◆ EXERCISE INSTRUCTIONS:
Comb through the entries for "title" and pull out each line that holds it.
___ DATA SHOWN ___
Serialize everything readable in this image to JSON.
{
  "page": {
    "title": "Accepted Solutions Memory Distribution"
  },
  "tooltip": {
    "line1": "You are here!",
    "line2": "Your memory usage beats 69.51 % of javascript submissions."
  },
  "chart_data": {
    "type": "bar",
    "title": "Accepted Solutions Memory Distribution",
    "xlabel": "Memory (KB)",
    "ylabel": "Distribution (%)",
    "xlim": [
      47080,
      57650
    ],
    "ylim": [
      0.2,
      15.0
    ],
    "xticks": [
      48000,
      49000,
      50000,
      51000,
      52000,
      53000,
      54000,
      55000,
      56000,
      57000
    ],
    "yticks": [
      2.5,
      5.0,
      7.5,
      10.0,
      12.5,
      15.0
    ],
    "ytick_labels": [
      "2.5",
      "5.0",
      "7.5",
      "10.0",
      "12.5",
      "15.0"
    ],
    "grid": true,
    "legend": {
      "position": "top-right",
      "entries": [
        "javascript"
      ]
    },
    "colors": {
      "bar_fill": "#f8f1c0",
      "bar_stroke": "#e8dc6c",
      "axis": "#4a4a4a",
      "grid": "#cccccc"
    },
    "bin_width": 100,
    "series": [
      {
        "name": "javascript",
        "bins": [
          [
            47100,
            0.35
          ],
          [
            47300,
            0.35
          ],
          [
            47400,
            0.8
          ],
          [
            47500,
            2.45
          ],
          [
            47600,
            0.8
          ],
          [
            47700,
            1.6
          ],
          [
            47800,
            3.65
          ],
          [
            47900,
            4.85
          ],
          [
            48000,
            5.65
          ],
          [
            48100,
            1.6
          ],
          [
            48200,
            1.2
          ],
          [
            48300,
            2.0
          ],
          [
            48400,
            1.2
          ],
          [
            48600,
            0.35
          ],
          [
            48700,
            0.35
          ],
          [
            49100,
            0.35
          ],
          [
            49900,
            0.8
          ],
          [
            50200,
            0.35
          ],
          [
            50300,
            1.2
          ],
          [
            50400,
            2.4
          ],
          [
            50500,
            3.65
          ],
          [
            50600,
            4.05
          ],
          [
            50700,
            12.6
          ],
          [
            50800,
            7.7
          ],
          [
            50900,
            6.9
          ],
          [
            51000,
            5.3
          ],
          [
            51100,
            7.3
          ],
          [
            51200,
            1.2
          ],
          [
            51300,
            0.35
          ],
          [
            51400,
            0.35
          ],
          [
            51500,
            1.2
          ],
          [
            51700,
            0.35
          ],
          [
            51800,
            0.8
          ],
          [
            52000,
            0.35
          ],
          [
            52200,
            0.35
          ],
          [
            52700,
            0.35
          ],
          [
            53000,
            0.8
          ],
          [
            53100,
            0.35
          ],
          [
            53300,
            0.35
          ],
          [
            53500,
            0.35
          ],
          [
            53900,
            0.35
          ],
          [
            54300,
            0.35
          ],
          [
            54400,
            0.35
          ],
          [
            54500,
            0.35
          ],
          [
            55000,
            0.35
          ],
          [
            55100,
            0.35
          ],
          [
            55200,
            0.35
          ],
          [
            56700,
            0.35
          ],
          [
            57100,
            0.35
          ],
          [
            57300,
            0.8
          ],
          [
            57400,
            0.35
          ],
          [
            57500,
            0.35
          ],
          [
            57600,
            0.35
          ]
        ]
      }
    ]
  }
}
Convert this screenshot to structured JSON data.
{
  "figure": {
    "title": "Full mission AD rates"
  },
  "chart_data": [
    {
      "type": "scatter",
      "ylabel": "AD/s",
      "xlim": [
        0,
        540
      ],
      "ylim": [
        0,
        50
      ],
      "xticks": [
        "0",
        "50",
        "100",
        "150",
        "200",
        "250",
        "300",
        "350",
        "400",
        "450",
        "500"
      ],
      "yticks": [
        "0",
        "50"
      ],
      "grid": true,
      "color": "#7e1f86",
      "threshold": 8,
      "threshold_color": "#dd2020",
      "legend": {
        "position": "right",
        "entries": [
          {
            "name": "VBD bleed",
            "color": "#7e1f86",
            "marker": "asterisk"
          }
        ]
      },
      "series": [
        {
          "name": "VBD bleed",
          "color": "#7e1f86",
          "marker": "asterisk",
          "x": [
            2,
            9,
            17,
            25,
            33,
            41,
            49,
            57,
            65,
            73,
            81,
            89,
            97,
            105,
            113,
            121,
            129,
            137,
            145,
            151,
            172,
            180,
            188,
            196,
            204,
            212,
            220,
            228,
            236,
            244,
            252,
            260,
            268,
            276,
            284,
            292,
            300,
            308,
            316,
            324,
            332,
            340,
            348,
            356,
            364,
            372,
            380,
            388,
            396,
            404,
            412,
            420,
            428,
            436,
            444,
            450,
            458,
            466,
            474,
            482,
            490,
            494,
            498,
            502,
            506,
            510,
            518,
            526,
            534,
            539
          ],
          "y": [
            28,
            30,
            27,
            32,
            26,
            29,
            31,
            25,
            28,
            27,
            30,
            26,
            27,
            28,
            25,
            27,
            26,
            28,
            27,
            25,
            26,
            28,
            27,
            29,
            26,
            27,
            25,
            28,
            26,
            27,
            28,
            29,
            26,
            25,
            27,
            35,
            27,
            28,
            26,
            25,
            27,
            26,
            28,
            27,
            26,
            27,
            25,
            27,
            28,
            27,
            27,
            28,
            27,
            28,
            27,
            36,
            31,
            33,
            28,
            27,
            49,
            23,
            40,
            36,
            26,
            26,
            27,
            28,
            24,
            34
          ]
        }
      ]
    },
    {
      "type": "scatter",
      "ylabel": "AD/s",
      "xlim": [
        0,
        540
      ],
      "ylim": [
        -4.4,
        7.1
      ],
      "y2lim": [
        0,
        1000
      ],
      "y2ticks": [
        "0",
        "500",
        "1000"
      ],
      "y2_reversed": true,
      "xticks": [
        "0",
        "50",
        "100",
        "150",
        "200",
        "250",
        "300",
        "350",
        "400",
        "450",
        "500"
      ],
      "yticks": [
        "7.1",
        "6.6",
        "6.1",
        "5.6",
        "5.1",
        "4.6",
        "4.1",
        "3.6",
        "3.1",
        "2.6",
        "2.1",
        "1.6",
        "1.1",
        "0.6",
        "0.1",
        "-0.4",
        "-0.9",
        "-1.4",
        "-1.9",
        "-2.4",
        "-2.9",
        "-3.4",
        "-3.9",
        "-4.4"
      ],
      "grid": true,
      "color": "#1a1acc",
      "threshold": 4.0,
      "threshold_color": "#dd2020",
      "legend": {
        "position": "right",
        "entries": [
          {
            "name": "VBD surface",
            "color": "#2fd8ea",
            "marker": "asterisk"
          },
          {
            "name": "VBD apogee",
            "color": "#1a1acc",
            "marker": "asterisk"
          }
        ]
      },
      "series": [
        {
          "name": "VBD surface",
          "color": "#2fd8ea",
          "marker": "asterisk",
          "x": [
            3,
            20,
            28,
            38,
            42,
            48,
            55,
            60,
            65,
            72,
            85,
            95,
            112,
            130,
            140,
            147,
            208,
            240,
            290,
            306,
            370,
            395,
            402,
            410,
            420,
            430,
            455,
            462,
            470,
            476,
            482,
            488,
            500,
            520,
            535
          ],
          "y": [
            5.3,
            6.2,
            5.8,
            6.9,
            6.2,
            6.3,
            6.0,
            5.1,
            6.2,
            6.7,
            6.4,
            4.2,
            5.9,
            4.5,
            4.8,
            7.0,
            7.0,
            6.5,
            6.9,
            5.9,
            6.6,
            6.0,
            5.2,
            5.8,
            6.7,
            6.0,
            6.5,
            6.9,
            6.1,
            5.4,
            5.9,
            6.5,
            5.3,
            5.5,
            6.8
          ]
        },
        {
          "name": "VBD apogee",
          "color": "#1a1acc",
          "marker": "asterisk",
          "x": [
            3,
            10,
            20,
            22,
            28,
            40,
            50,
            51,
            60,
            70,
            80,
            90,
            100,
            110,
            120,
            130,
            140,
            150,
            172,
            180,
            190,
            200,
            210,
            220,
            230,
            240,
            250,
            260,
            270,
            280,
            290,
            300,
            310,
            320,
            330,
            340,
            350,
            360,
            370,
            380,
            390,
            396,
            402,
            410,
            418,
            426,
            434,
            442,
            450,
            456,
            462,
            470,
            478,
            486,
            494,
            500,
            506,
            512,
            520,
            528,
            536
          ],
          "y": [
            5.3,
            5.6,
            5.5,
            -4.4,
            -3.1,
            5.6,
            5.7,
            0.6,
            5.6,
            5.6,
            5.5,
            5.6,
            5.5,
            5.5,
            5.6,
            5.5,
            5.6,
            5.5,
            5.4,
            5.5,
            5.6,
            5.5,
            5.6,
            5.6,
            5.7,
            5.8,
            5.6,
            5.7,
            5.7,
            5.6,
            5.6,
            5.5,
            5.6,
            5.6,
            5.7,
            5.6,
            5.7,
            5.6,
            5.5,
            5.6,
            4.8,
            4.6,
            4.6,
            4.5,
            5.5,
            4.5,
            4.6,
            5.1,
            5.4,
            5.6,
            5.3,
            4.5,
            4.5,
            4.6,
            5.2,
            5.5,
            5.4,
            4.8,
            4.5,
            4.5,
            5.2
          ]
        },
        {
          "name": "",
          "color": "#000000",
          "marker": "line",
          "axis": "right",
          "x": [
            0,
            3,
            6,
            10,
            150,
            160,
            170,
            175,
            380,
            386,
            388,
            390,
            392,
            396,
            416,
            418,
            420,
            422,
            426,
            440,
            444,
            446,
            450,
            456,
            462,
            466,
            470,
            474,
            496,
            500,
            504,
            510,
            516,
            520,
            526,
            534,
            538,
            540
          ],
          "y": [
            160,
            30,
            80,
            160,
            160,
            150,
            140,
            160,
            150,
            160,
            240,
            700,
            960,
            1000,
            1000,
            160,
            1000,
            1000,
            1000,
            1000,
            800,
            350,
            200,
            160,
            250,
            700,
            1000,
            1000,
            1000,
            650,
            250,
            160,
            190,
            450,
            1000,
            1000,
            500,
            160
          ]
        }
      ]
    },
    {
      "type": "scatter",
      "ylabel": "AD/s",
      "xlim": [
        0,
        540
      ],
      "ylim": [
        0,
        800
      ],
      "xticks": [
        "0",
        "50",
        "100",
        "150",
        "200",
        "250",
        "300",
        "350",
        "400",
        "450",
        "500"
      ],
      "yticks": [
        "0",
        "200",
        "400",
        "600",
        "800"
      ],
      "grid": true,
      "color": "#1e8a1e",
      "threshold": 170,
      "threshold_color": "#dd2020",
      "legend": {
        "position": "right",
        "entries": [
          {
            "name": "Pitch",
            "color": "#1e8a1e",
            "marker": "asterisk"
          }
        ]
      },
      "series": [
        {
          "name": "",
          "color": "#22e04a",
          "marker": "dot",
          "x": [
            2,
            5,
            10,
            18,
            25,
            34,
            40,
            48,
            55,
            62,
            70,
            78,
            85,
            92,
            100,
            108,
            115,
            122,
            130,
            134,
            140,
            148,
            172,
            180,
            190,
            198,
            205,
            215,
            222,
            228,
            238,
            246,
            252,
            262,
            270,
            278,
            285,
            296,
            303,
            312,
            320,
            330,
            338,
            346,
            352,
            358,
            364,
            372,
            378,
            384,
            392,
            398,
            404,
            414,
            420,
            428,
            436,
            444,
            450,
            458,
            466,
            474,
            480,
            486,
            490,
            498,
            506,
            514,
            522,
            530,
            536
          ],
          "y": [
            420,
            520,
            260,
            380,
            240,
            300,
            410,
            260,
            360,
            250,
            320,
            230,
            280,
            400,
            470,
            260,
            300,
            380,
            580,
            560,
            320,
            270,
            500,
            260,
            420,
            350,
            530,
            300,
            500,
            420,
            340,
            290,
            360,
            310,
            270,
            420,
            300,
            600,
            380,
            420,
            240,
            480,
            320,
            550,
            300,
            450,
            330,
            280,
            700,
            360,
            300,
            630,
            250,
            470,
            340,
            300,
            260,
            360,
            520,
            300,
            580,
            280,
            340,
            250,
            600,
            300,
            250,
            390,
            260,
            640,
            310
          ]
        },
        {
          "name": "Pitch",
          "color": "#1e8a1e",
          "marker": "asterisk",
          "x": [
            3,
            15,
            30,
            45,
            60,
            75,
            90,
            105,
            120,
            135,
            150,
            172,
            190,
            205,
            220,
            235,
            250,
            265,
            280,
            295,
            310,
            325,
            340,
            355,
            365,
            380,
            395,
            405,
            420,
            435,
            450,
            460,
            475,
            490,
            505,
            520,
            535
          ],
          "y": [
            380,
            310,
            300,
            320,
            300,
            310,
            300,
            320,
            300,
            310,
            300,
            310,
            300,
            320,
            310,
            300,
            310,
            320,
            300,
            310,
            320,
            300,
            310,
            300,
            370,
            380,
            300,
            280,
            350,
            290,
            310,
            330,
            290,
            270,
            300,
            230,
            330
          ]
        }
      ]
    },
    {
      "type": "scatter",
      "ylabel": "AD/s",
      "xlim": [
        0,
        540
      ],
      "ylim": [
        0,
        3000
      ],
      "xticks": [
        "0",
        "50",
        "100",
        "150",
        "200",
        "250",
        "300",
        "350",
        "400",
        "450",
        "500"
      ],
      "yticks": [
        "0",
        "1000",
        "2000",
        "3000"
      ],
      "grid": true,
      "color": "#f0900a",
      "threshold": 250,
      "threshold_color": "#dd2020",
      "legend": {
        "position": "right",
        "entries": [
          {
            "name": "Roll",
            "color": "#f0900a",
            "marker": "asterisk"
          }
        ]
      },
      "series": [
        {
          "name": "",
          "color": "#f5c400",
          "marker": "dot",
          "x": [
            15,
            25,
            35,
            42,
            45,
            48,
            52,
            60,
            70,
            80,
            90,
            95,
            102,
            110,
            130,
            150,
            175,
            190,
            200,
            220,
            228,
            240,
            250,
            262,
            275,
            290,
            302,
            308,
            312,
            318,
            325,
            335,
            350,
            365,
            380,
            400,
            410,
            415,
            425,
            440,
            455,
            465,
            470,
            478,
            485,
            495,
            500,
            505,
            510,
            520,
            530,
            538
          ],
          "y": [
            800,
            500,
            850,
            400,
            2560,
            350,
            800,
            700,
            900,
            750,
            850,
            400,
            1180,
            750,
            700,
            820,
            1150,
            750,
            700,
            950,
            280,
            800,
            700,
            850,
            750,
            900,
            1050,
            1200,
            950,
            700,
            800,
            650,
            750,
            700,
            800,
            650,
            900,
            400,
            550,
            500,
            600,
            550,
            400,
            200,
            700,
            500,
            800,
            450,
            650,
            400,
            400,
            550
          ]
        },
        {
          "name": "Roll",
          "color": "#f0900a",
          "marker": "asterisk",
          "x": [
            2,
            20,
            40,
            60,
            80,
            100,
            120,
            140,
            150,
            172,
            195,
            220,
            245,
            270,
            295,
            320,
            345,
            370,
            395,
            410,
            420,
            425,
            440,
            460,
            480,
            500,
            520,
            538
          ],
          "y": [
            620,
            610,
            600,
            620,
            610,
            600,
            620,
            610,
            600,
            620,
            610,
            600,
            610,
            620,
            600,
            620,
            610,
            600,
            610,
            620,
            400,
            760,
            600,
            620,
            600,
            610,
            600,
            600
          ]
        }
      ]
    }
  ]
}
___
◆ EXERCISE RESPONSE:
    "title": "Accepted Solutions Memory Distribution"
    "title": "Accepted Solutions Memory Distribution",
    "title": "Full mission AD rates"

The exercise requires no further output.